*OBJECTIVE:* Copy out, from the entries below, each line holding the string "Today".

*GIVEN DATA:*
————

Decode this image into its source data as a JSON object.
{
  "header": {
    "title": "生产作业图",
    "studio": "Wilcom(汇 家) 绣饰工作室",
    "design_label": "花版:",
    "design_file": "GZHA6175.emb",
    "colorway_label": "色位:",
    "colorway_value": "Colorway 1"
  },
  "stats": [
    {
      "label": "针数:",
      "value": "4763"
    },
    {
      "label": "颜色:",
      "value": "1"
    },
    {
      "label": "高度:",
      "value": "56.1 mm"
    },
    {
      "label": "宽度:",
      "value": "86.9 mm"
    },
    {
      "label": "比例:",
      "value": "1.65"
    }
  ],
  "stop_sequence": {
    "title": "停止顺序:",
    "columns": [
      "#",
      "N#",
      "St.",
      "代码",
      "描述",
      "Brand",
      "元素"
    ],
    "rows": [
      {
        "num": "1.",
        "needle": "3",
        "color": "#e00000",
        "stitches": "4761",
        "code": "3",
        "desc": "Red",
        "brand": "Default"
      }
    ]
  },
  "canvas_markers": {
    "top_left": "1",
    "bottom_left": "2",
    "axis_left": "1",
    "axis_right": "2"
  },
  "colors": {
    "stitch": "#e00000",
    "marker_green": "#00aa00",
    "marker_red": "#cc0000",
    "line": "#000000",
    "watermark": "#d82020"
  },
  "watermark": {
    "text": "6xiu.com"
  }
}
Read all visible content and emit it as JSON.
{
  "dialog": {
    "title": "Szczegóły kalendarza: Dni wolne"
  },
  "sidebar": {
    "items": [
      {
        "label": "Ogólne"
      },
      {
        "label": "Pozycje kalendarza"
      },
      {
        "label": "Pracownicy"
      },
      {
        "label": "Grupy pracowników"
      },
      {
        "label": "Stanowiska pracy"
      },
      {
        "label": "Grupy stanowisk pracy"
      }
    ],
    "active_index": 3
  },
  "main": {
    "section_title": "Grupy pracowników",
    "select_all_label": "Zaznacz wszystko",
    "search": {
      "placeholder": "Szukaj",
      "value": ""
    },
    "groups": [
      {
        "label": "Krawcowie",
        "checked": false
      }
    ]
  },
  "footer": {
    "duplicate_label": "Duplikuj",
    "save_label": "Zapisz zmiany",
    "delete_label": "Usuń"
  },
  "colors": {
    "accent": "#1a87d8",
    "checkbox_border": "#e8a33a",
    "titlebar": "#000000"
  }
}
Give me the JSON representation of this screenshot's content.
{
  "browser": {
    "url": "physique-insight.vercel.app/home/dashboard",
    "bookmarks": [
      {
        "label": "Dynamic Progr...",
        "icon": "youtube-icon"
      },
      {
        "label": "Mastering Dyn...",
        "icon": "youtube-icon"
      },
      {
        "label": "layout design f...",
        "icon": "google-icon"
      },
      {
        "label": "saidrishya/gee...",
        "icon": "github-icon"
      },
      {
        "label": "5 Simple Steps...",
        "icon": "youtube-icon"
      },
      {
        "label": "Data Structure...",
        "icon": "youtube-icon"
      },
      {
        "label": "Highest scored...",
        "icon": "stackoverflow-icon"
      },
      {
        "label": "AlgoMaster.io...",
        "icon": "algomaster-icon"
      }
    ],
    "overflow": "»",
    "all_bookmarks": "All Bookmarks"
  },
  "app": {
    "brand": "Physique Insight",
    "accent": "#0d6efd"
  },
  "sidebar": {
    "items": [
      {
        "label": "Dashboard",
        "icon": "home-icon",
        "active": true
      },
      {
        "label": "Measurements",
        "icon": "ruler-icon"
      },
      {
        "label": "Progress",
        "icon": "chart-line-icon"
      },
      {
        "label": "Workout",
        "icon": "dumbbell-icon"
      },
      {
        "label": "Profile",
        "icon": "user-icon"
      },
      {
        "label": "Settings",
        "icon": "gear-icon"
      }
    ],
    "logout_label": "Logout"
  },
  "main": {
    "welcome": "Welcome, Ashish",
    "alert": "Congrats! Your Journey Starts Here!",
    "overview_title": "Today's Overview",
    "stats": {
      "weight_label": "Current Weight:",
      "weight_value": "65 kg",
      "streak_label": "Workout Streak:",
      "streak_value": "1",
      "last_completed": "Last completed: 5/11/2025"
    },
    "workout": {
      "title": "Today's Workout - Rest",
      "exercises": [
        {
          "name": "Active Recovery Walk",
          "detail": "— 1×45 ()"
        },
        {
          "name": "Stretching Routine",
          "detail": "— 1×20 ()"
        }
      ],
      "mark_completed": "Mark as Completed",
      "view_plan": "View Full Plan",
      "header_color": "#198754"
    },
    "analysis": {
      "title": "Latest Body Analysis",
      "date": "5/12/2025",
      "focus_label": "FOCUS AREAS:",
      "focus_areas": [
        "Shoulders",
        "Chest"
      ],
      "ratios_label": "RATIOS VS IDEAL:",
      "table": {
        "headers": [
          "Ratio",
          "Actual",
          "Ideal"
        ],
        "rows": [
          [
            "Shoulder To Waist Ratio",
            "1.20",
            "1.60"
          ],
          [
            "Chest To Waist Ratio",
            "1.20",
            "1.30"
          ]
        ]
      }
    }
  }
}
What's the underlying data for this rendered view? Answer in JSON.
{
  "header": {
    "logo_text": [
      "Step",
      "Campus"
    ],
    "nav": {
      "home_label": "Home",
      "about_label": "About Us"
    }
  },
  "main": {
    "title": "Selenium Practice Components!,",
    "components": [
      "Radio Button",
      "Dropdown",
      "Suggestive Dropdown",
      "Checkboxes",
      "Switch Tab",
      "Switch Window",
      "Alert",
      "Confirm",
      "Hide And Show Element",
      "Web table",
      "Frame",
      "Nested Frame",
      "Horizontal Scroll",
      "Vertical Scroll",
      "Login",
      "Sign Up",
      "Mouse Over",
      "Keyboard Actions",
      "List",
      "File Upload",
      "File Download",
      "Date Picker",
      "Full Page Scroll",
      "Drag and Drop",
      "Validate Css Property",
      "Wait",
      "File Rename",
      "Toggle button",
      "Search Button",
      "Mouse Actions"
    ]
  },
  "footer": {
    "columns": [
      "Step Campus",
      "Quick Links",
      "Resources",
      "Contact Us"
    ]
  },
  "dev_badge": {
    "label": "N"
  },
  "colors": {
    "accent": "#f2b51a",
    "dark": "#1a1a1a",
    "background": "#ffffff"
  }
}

————

*OUTPUT OF THE EXERCISE:*
    "overview_title": "Today's Overview",
      "title": "Today's Workout - Rest",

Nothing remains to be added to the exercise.